**Input rows**
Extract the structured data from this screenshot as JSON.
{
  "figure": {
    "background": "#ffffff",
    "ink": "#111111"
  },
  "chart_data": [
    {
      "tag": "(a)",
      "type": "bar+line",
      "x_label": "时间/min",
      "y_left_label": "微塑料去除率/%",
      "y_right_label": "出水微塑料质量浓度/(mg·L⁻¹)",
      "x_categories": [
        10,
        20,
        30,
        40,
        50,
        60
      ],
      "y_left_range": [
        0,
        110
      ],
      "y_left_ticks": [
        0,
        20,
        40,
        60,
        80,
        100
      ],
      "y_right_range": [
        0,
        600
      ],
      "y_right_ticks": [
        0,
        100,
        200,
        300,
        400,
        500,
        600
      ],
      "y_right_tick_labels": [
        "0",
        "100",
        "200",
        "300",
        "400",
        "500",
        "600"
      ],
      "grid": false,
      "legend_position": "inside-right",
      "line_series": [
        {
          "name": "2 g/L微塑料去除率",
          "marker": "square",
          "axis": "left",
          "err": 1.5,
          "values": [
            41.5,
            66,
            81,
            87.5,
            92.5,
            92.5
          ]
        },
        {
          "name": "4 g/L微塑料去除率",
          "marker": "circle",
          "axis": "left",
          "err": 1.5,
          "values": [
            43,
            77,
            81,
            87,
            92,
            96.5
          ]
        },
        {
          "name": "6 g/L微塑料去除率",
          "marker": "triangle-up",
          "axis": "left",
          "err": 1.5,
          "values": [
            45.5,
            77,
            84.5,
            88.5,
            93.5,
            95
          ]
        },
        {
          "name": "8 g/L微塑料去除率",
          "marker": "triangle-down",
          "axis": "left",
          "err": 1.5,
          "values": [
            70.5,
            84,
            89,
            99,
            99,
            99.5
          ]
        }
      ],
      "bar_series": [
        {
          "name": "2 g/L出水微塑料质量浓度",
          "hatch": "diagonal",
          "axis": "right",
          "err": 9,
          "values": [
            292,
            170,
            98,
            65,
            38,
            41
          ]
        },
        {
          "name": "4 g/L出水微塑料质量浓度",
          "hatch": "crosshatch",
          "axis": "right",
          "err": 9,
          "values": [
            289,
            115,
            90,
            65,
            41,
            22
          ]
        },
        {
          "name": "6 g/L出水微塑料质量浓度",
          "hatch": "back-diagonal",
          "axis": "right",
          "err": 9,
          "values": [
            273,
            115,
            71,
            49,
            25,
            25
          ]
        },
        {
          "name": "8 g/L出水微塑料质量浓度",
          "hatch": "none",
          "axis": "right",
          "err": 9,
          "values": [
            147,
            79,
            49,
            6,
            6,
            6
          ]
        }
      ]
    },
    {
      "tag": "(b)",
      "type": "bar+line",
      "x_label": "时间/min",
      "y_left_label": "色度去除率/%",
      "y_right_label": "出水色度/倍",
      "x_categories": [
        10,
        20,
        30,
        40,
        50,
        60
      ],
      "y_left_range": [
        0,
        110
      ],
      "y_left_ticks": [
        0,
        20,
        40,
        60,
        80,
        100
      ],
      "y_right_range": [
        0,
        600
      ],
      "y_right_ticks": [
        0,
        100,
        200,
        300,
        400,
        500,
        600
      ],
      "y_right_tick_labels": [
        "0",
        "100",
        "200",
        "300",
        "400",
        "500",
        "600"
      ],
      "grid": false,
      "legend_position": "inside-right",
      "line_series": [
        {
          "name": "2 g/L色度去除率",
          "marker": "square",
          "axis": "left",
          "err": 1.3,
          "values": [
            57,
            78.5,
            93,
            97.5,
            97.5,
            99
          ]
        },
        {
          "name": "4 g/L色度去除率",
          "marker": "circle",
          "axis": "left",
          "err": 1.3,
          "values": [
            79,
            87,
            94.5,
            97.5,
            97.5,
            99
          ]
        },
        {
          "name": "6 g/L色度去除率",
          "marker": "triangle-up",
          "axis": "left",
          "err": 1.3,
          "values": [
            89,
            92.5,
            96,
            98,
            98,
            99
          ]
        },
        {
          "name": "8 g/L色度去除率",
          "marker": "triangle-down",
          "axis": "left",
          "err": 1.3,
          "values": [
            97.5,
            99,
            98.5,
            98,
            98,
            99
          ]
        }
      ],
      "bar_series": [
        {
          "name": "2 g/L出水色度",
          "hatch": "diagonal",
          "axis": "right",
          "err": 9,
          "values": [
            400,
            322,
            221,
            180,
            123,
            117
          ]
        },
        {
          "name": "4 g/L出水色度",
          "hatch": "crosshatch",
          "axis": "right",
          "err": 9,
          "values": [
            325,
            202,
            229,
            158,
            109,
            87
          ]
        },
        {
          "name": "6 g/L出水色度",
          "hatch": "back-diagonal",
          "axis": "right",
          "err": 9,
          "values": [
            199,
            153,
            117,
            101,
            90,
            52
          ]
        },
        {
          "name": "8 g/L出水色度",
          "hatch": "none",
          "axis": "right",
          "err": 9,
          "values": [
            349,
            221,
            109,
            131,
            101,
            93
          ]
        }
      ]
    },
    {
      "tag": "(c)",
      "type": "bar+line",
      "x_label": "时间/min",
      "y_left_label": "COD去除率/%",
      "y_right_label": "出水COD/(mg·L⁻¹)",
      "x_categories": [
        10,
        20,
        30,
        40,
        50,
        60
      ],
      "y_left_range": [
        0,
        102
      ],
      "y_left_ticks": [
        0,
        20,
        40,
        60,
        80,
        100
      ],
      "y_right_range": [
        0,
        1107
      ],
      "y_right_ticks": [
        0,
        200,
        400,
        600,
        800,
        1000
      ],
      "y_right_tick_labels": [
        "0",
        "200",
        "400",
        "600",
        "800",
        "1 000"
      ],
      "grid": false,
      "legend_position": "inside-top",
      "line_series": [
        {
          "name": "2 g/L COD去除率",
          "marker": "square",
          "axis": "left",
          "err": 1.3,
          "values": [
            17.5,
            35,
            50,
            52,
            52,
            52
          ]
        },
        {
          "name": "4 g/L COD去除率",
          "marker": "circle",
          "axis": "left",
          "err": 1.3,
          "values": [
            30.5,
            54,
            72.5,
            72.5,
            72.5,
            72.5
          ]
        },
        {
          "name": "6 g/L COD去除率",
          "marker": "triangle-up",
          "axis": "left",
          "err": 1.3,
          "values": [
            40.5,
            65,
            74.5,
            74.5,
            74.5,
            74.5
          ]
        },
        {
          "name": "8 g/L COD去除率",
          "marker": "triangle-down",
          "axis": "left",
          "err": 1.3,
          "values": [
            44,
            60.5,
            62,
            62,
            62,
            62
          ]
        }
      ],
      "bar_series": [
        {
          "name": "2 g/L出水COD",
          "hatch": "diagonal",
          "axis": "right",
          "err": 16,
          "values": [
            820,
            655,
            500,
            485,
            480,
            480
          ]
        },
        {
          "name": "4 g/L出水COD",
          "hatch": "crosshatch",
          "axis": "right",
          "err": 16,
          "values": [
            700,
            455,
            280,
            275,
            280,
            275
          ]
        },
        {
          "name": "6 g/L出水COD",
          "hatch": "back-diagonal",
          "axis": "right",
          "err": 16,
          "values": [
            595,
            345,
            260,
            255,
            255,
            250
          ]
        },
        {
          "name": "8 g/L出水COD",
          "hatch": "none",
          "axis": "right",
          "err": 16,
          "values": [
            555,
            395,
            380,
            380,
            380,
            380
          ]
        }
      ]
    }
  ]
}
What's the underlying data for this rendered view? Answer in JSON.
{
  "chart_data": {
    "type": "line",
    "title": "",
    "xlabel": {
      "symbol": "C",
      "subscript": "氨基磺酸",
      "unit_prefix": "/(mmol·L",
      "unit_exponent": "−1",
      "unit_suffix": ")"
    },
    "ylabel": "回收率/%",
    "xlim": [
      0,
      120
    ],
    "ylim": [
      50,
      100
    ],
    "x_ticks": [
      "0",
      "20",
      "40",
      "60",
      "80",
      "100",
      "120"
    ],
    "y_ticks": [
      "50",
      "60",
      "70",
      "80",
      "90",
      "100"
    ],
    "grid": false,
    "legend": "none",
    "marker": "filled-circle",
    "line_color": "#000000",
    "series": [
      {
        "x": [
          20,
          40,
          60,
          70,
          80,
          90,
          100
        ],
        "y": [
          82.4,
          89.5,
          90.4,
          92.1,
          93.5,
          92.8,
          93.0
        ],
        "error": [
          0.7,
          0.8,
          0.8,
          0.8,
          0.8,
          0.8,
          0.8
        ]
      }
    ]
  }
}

**The task**
Beginning with the line that contains "What's the underlying", repeat every line through the end of the records and nothing more.

**Task result**
What's the underlying data for this rendered view? Answer in JSON.
{
  "chart_data": {
    "type": "line",
    "title": "",
    "xlabel": {
      "symbol": "C",
      "subscript": "氨基磺酸",
      "unit_prefix": "/(mmol·L",
      "unit_exponent": "−1",
      "unit_suffix": ")"
    },
    "ylabel": "回收率/%",
    "xlim": [
      0,
      120
    ],
    "ylim": [
      50,
      100
    ],
    "x_ticks": [
      "0",
      "20",
      "40",
      "60",
      "80",
      "100",
      "120"
    ],
    "y_ticks": [
      "50",
      "60",
      "70",
      "80",
      "90",
      "100"
    ],
    "grid": false,
    "legend": "none",
    "marker": "filled-circle",
    "line_color": "#000000",
    "series": [
      {
        "x": [
          20,
          40,
          60,
          70,
          80,
          90,
          100
        ],
        "y": [
          82.4,
          89.5,
          90.4,
          92.1,
          93.5,
          92.8,
          93.0
        ],
        "error": [
          0.7,
          0.8,
          0.8,
          0.8,
          0.8,
          0.8,
          0.8
        ]
      }
    ]
  }
}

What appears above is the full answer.